SHORT PROBLEM ▸ Return the number of lines in which the word "государственным" appears; add nothing else.

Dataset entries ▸

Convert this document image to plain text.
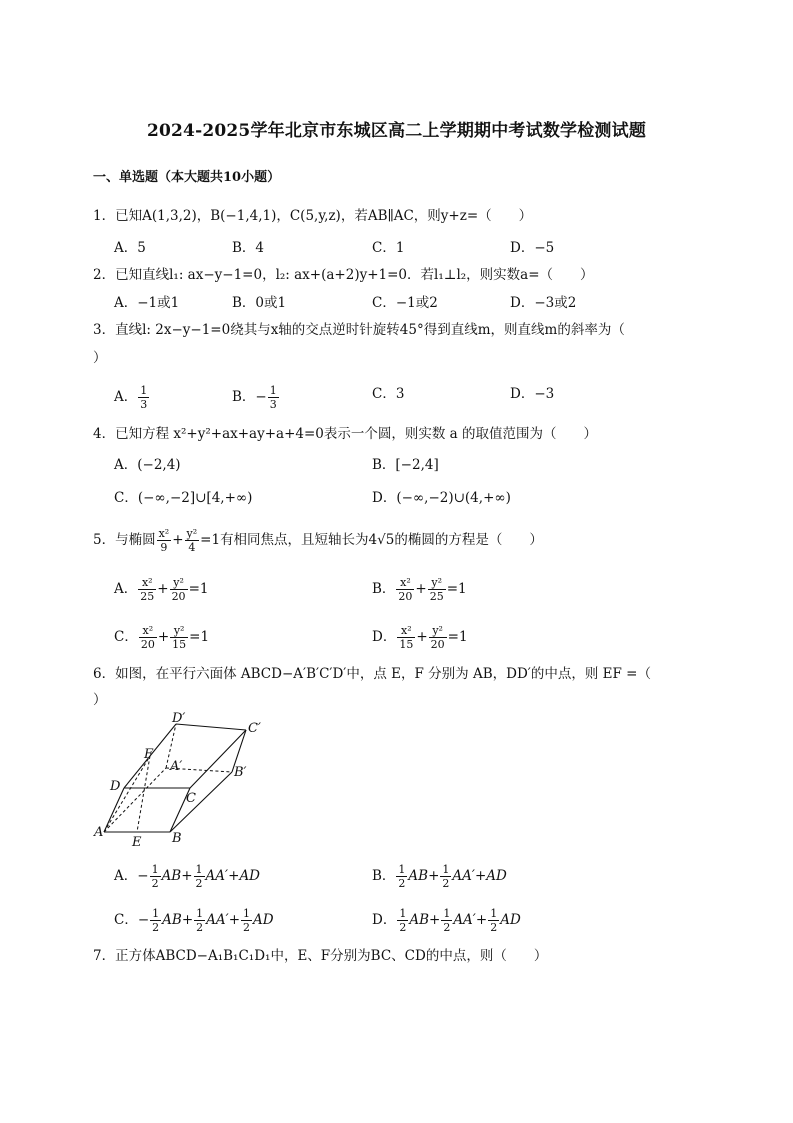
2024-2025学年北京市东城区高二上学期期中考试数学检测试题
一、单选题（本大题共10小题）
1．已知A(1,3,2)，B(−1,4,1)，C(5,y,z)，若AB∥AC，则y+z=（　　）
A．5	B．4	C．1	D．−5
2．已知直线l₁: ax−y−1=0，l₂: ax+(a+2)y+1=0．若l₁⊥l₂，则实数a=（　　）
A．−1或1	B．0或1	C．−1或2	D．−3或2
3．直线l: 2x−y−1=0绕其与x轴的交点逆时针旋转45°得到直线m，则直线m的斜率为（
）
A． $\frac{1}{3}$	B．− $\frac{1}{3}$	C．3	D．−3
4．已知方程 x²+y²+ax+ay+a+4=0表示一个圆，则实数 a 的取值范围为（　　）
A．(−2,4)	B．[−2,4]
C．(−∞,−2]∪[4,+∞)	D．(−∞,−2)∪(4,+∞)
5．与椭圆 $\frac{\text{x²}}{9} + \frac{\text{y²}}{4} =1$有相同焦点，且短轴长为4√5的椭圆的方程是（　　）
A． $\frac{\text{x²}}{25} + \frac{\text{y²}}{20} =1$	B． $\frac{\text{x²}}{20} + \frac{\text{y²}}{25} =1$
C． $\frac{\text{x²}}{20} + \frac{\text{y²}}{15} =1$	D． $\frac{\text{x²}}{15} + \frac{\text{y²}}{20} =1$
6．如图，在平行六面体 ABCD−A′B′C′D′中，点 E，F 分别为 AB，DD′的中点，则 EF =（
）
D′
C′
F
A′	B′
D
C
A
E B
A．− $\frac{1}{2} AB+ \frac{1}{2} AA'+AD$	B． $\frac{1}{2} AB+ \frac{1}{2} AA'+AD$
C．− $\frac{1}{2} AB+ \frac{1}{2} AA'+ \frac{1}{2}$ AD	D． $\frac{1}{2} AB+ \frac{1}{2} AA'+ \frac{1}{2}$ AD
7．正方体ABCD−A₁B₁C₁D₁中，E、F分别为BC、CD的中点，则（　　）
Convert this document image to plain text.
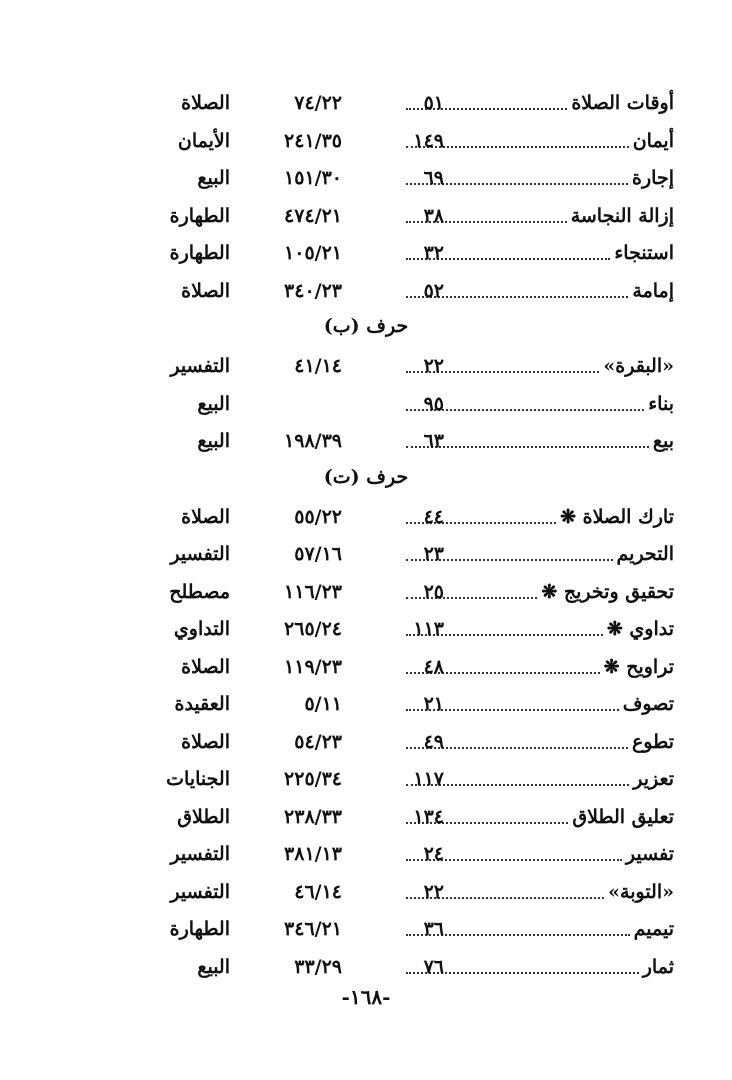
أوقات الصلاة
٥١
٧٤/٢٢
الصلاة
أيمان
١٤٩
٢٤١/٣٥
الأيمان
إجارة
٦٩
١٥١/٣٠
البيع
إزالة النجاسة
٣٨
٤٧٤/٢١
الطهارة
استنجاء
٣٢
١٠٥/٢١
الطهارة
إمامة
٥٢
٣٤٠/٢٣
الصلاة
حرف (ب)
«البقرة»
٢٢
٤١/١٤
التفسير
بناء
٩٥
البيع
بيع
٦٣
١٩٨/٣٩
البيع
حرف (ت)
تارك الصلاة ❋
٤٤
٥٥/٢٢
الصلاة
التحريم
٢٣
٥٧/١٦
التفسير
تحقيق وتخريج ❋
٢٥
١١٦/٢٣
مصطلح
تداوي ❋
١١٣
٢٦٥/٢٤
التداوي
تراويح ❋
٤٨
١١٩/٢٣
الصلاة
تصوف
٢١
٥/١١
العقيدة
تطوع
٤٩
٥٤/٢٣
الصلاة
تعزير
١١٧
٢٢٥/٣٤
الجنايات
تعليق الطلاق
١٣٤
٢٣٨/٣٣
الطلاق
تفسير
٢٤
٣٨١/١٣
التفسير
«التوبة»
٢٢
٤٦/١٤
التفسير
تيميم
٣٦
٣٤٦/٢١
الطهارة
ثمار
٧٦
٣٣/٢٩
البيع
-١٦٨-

---

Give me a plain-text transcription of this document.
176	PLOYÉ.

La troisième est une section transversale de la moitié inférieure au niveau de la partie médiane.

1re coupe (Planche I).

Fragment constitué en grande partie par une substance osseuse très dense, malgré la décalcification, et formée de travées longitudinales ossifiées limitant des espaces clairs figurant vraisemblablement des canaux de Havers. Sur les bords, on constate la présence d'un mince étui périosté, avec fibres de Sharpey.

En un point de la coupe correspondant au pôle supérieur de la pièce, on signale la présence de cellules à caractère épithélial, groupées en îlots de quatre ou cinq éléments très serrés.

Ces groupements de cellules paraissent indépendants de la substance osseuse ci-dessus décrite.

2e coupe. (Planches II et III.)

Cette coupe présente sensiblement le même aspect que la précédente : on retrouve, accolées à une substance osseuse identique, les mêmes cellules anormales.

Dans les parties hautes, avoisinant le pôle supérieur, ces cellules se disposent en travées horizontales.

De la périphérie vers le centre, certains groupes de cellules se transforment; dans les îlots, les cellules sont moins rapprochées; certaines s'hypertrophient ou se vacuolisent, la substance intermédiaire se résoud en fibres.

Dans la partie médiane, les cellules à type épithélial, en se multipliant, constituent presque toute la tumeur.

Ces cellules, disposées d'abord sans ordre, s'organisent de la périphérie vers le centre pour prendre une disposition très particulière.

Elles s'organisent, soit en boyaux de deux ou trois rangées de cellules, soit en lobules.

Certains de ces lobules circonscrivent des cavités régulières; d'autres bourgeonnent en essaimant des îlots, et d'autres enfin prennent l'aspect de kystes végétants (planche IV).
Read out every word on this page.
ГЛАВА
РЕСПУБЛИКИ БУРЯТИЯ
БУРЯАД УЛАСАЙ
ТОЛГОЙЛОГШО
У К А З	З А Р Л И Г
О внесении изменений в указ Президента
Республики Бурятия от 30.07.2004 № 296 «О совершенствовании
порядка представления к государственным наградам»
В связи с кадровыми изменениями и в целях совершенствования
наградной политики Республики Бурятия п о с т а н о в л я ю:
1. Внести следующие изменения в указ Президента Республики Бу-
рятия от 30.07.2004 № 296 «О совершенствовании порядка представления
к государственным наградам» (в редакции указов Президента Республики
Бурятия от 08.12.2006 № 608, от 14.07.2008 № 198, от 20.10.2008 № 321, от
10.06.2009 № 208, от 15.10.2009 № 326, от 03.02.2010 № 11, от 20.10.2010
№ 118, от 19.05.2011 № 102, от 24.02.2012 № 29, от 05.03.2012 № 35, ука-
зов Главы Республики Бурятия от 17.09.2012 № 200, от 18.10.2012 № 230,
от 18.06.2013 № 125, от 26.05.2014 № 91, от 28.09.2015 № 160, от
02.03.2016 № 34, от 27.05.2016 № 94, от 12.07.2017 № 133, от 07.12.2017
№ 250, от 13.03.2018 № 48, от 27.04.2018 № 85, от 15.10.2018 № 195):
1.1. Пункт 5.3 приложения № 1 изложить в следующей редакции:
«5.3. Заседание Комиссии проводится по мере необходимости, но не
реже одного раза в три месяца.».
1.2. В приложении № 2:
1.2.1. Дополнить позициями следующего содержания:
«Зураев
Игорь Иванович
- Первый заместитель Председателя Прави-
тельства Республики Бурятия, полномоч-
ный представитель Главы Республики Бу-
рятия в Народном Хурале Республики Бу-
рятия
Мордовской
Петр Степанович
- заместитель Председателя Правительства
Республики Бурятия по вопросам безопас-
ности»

---

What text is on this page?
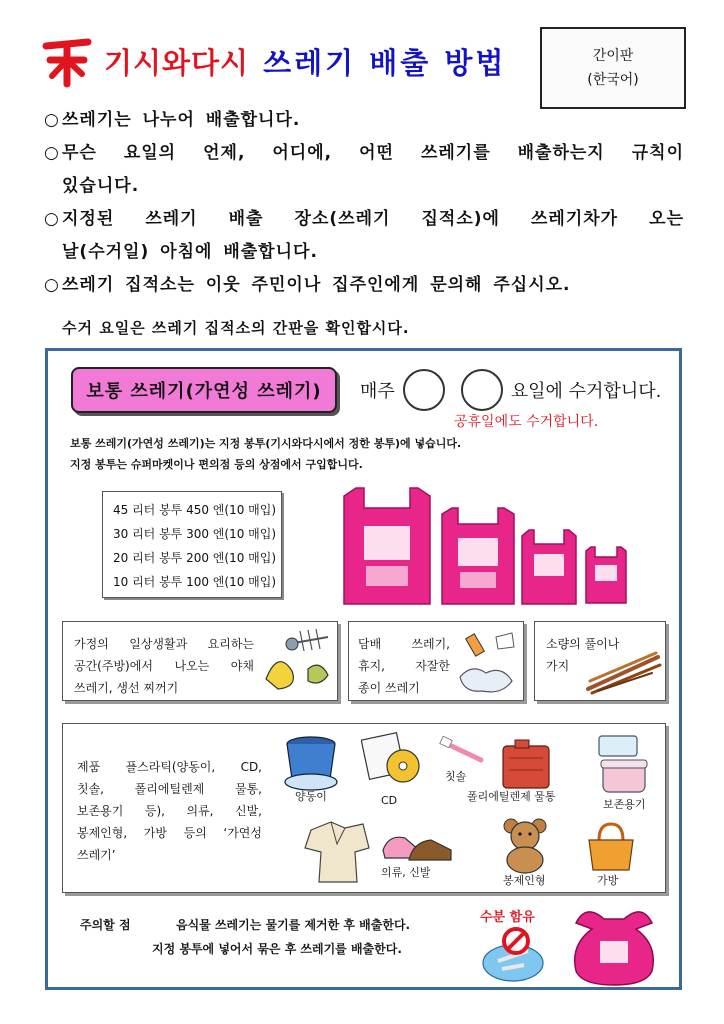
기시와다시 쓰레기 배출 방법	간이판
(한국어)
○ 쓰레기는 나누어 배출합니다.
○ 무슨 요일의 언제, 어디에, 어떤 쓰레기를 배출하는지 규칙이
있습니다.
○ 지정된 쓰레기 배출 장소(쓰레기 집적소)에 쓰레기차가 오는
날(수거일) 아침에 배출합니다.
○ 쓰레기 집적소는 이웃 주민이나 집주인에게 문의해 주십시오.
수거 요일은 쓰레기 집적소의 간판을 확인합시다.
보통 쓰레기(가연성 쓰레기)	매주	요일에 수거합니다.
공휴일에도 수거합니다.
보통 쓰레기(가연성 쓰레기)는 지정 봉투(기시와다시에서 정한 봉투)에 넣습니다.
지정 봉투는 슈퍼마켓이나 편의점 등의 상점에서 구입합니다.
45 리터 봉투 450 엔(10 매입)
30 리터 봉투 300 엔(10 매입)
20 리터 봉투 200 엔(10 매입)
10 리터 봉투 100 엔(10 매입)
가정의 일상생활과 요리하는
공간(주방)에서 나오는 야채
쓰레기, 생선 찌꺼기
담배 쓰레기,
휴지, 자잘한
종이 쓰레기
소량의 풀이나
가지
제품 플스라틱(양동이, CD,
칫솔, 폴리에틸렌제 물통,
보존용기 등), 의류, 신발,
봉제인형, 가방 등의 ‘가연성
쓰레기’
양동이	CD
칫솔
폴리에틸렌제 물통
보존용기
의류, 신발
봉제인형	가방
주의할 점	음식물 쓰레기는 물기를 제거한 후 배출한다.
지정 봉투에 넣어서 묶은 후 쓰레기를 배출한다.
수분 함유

COMPLETED TASK ▸ 2